▶ **Exercise details**: Repeat the listing in full. Nothing may be added or left out.

** Begin Information provided **

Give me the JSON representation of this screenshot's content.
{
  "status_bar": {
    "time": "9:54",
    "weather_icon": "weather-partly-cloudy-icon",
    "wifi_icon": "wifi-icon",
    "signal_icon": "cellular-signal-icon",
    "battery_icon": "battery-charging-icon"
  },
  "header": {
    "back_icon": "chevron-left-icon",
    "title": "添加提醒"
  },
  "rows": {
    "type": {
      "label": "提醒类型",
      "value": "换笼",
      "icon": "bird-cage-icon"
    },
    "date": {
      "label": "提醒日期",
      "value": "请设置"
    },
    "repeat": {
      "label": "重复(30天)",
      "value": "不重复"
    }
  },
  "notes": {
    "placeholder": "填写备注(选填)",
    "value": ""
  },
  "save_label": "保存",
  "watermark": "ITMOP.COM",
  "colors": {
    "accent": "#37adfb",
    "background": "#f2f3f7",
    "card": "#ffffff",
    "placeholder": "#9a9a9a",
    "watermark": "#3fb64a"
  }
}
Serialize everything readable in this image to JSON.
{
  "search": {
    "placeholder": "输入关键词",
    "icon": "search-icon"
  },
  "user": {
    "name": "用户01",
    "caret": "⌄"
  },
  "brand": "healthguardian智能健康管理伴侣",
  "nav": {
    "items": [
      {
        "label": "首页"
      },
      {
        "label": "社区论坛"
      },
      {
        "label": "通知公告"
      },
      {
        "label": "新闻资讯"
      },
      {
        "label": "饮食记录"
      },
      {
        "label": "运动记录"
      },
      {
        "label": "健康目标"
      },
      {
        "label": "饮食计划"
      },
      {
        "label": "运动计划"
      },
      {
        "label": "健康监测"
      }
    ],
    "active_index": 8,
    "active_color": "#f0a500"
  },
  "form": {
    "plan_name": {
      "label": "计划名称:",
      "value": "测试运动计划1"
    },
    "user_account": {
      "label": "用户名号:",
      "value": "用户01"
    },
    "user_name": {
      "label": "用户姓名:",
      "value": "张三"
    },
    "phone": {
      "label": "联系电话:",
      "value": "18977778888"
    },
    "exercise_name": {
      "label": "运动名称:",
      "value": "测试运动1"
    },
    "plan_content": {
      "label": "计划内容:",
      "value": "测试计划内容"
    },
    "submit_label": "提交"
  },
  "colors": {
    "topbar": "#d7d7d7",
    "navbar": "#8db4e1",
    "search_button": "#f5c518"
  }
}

** End Information provided **

▶ **Response**:
Give me the JSON representation of this screenshot's content.
{
  "status_bar": {
    "time": "9:54",
    "weather_icon": "weather-partly-cloudy-icon",
    "wifi_icon": "wifi-icon",
    "signal_icon": "cellular-signal-icon",
    "battery_icon": "battery-charging-icon"
  },
  "header": {
    "back_icon": "chevron-left-icon",
    "title": "添加提醒"
  },
  "rows": {
    "type": {
      "label": "提醒类型",
      "value": "换笼",
      "icon": "bird-cage-icon"
    },
    "date": {
      "label": "提醒日期",
      "value": "请设置"
    },
    "repeat": {
      "label": "重复(30天)",
      "value": "不重复"
    }
  },
  "notes": {
    "placeholder": "填写备注(选填)",
    "value": ""
  },
  "save_label": "保存",
  "watermark": "ITMOP.COM",
  "colors": {
    "accent": "#37adfb",
    "background": "#f2f3f7",
    "card": "#ffffff",
    "placeholder": "#9a9a9a",
    "watermark": "#3fb64a"
  }
}
Serialize everything readable in this image to JSON.
{
  "search": {
    "placeholder": "输入关键词",
    "icon": "search-icon"
  },
  "user": {
    "name": "用户01",
    "caret": "⌄"
  },
  "brand": "healthguardian智能健康管理伴侣",
  "nav": {
    "items": [
      {
        "label": "首页"
      },
      {
        "label": "社区论坛"
      },
      {
        "label": "通知公告"
      },
      {
        "label": "新闻资讯"
      },
      {
        "label": "饮食记录"
      },
      {
        "label": "运动记录"
      },
      {
        "label": "健康目标"
      },
      {
        "label": "饮食计划"
      },
      {
        "label": "运动计划"
      },
      {
        "label": "健康监测"
      }
    ],
    "active_index": 8,
    "active_color": "#f0a500"
  },
  "form": {
    "plan_name": {
      "label": "计划名称:",
      "value": "测试运动计划1"
    },
    "user_account": {
      "label": "用户名号:",
      "value": "用户01"
    },
    "user_name": {
      "label": "用户姓名:",
      "value": "张三"
    },
    "phone": {
      "label": "联系电话:",
      "value": "18977778888"
    },
    "exercise_name": {
      "label": "运动名称:",
      "value": "测试运动1"
    },
    "plan_content": {
      "label": "计划内容:",
      "value": "测试计划内容"
    },
    "submit_label": "提交"
  },
  "colors": {
    "topbar": "#d7d7d7",
    "navbar": "#8db4e1",
    "search_button": "#f5c518"
  }
}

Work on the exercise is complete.